*MATERIAL PROVIDED*.
<<<<

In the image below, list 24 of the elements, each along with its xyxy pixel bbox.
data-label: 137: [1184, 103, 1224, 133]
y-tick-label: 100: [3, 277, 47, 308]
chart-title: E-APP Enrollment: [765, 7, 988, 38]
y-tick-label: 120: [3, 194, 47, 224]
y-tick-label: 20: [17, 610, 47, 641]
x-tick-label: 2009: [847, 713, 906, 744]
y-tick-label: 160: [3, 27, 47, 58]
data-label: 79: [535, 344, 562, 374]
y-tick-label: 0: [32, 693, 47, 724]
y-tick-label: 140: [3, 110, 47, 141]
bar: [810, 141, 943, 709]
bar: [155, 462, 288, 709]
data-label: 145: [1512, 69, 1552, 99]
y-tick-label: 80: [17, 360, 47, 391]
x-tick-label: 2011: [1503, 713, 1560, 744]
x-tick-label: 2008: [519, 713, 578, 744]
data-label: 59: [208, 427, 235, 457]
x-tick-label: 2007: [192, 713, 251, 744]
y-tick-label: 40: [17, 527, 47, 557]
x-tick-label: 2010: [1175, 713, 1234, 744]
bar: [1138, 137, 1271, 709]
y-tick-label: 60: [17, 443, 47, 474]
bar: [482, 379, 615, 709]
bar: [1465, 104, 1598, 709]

>>>>
<<<<

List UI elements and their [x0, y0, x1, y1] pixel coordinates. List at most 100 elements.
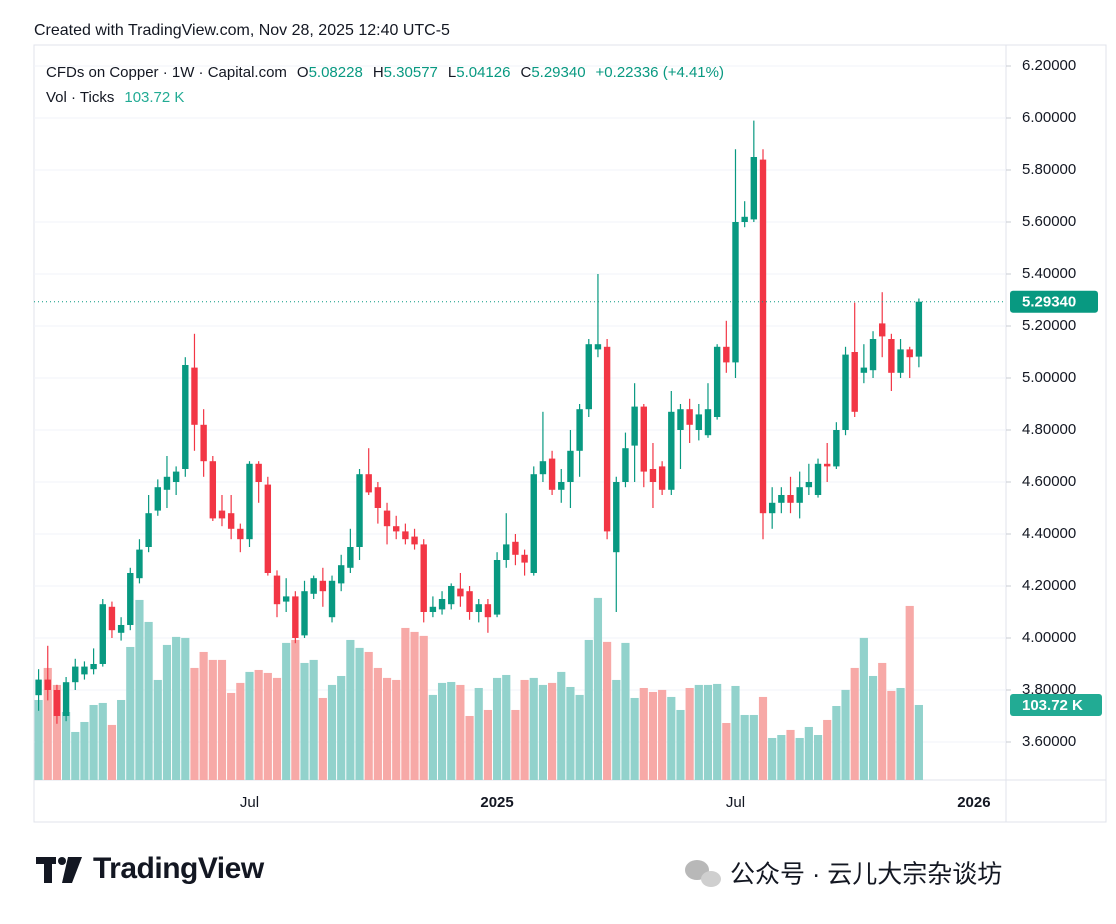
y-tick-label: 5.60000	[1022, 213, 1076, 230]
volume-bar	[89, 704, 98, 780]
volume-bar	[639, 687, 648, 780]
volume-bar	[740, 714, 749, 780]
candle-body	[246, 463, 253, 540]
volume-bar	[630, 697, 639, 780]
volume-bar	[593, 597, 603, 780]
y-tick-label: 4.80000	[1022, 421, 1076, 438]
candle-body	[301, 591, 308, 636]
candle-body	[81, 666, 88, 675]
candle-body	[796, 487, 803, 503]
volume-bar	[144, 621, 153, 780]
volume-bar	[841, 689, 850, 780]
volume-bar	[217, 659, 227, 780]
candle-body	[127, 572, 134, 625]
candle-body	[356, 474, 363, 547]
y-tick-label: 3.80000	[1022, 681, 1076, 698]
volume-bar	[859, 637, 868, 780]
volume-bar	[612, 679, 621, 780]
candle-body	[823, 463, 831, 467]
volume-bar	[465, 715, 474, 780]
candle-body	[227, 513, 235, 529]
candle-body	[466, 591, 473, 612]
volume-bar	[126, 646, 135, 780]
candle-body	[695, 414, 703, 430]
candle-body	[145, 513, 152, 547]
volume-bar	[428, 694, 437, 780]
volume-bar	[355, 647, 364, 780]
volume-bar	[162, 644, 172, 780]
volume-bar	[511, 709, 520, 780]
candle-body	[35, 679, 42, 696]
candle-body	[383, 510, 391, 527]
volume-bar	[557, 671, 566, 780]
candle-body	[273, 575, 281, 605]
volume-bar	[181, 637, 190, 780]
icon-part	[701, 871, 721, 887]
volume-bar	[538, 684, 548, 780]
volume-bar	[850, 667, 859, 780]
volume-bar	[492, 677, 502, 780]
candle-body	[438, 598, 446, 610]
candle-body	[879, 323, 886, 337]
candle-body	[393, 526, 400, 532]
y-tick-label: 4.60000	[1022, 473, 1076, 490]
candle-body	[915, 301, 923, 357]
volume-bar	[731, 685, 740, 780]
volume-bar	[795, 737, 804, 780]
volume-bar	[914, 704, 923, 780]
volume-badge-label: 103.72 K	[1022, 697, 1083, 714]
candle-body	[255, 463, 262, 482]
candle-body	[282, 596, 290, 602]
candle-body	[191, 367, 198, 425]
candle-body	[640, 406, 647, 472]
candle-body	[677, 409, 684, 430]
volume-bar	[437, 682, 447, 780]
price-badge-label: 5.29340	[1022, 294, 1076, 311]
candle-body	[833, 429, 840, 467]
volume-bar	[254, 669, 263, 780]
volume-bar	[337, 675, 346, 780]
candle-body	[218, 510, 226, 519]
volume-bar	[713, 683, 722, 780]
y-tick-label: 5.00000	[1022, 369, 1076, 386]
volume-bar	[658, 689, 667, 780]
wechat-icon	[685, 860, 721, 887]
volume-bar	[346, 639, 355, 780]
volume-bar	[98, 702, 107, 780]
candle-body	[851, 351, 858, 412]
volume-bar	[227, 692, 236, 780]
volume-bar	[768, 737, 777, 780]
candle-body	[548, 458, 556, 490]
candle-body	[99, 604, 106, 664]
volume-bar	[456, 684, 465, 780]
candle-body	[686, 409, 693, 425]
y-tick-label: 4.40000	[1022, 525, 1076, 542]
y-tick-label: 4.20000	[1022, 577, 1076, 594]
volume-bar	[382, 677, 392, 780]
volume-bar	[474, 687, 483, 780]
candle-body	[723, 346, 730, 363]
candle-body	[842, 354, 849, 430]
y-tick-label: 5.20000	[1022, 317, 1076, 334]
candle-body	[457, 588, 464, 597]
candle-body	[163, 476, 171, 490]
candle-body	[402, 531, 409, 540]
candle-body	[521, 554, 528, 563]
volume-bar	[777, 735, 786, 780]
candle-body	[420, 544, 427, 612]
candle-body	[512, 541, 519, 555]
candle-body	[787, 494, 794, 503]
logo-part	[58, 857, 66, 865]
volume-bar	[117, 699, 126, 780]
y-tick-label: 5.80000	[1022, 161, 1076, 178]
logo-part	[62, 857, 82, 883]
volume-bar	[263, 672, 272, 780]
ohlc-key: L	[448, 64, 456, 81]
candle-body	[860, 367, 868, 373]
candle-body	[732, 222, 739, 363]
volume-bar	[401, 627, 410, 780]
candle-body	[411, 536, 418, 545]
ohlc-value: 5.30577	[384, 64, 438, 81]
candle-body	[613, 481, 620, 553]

>>>>
<<<<

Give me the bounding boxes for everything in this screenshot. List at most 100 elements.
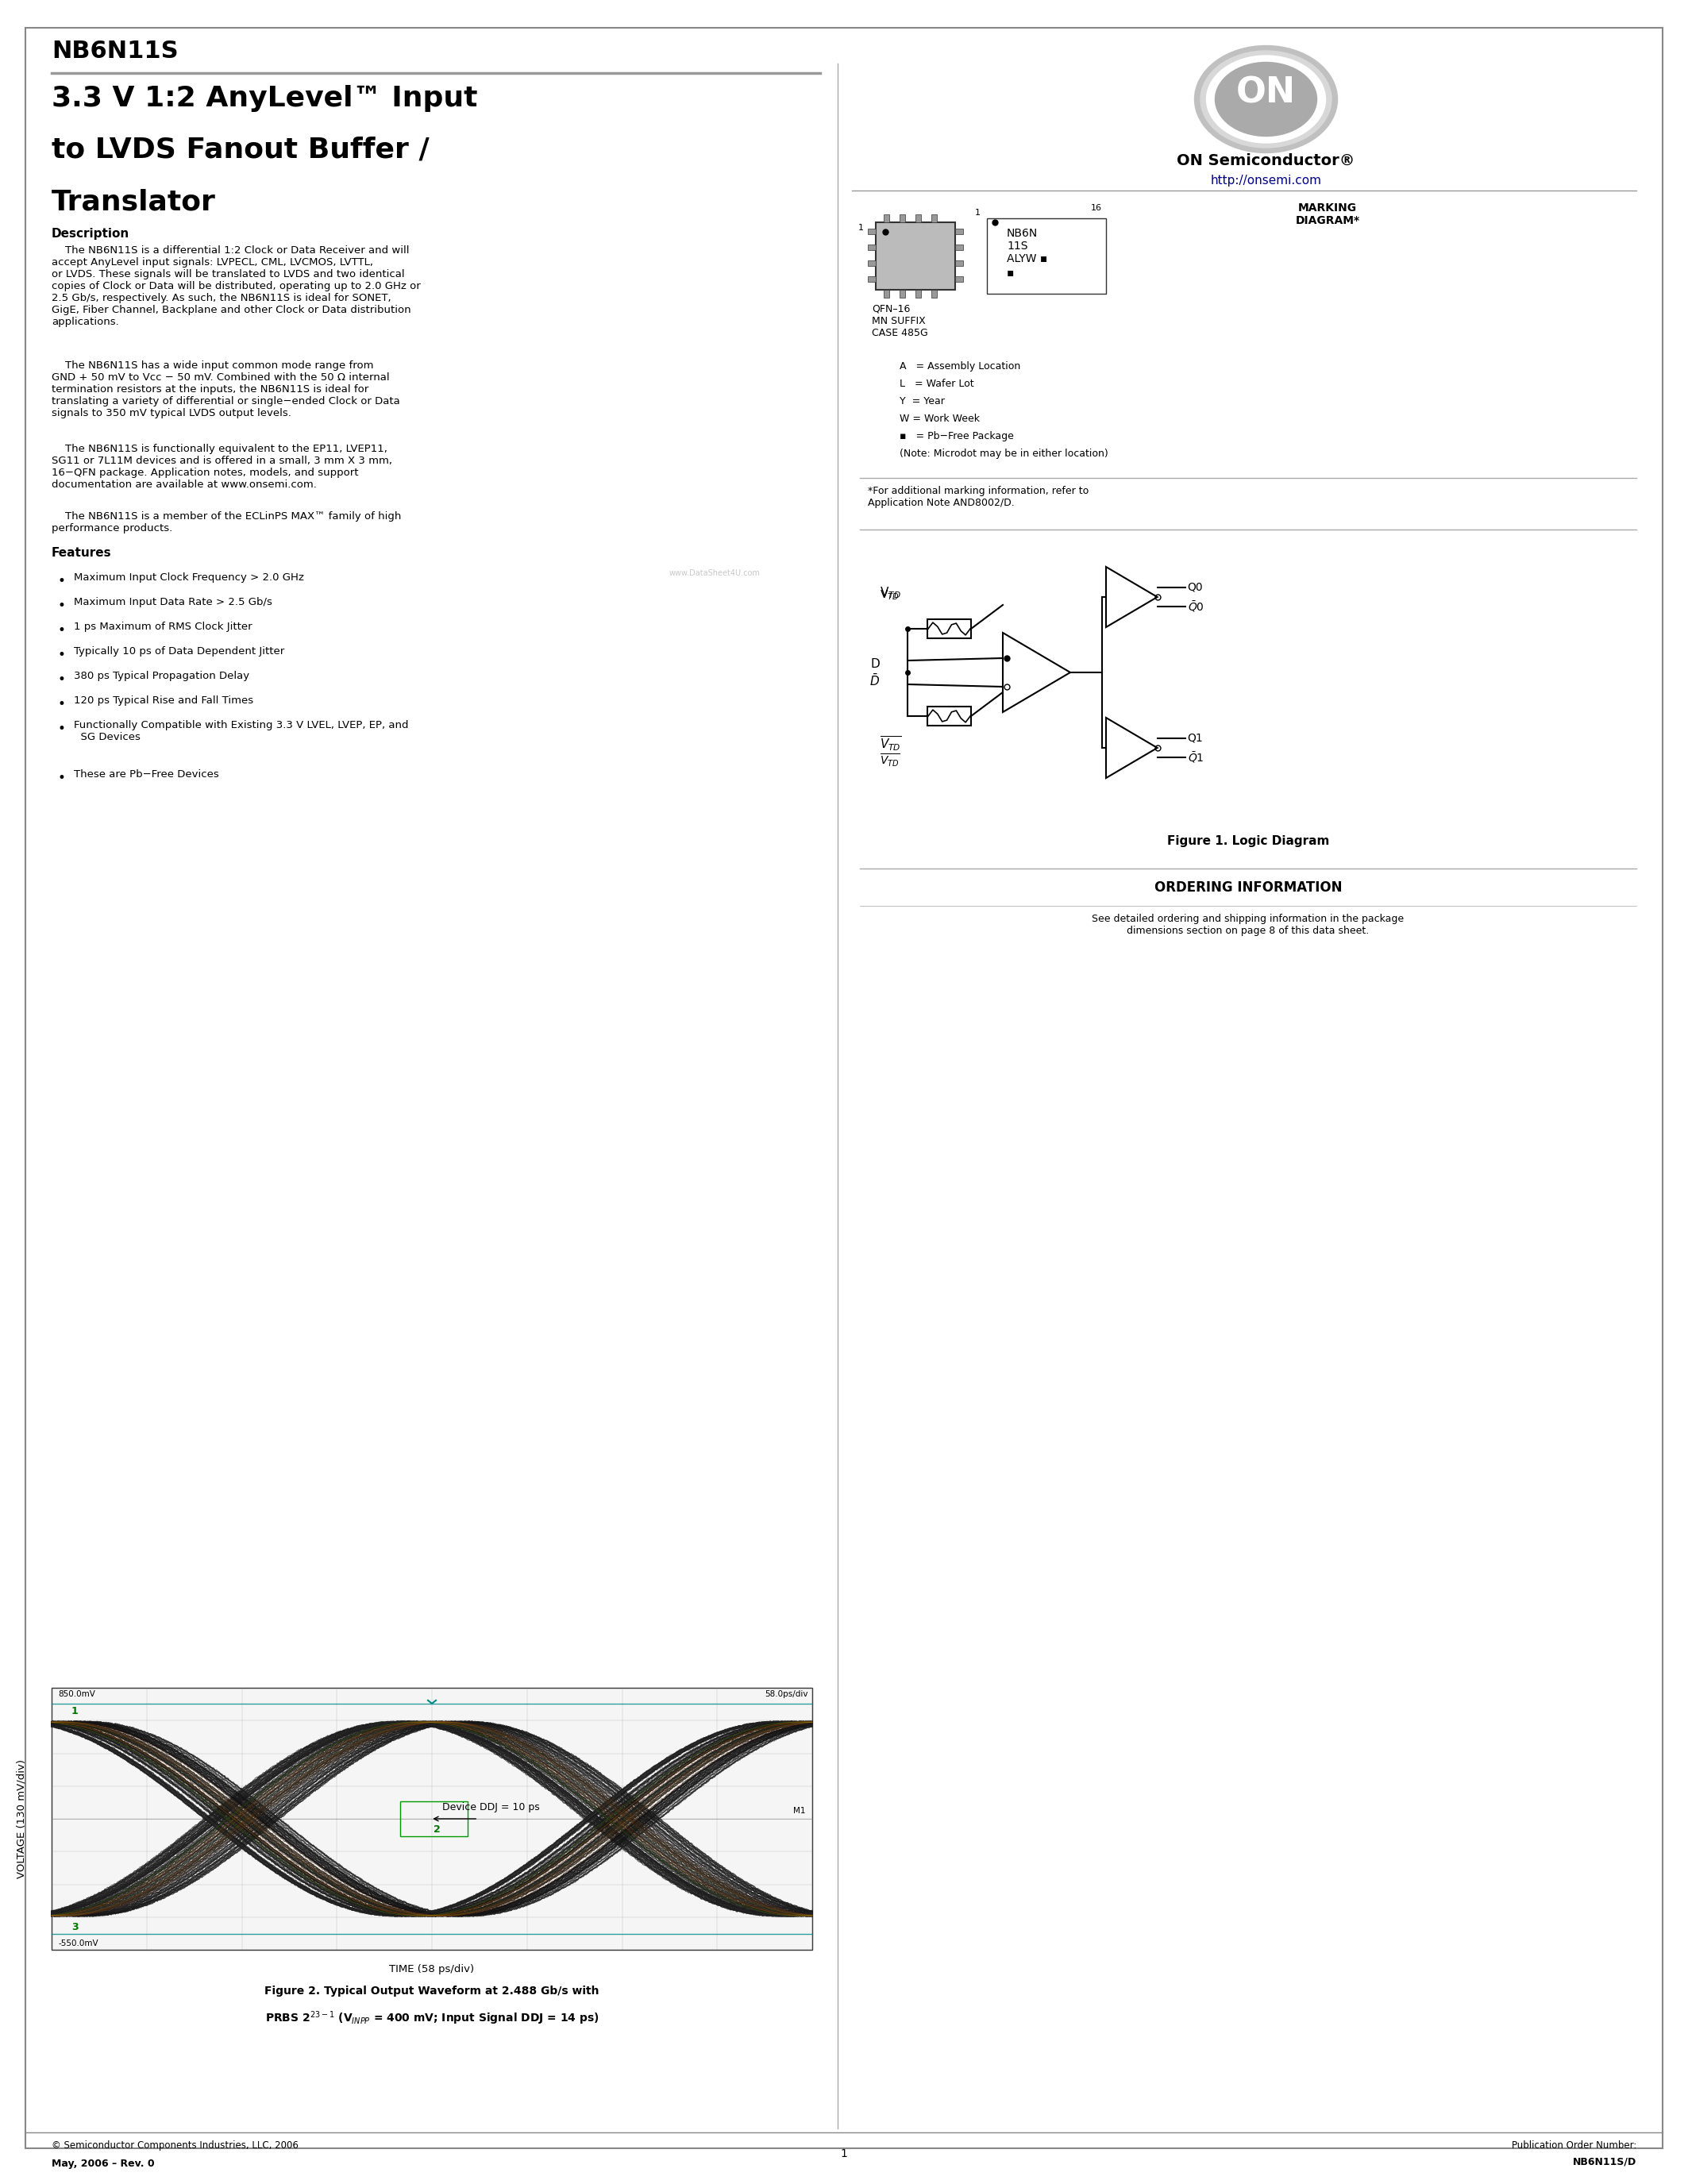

>>>>

*SHORT EXERCISE*. Recast the records starting at the line that contains "In the image" and ending at the line that contains "bar: [1465, 104, 1598, 709]" as a two-column CSV headed instruction and reply. Give one row per request, with each value in a single quoted field and line breaks replaced by spaces.

*CORRECT RESULT*.
instruction,reply
"In the image below, list 24 of the elements, each along with its xyxy pixel bbox.","data-label: 137: [1184, 103, 1224, 133] y-tick-label: 100: [3, 277, 47, 308] chart-title: E-APP Enrollment: [765, 7, 988, 38] y-tick-label: 120: [3, 194, 47, 224] y-tick-label: 20: [17, 610, 47, 641] x-tick-label: 2009: [847, 713, 906, 744] y-tick-label: 160: [3, 27, 47, 58] data-label: 79: [535, 344, 562, 374] y-tick-label: 0: [32, 693, 47, 724] y-tick-label: 140: [3, 110, 47, 141] bar: [810, 141, 943, 709] bar: [155, 462, 288, 709] data-label: 145: [1512, 69, 1552, 99] y-tick-label: 80: [17, 360, 47, 391] x-tick-label: 2011: [1503, 713, 1560, 744] x-tick-label: 2008: [519, 713, 578, 744] data-label: 59: [208, 427, 235, 457] x-tick-label: 2007: [192, 713, 251, 744] y-tick-label: 40: [17, 527, 47, 557] x-tick-label: 2010: [1175, 713, 1234, 744] bar: [1138, 137, 1271, 709] y-tick-label: 60: [17, 443, 47, 474] bar: [482, 379, 615, 709] bar: [1465, 104, 1598, 709]"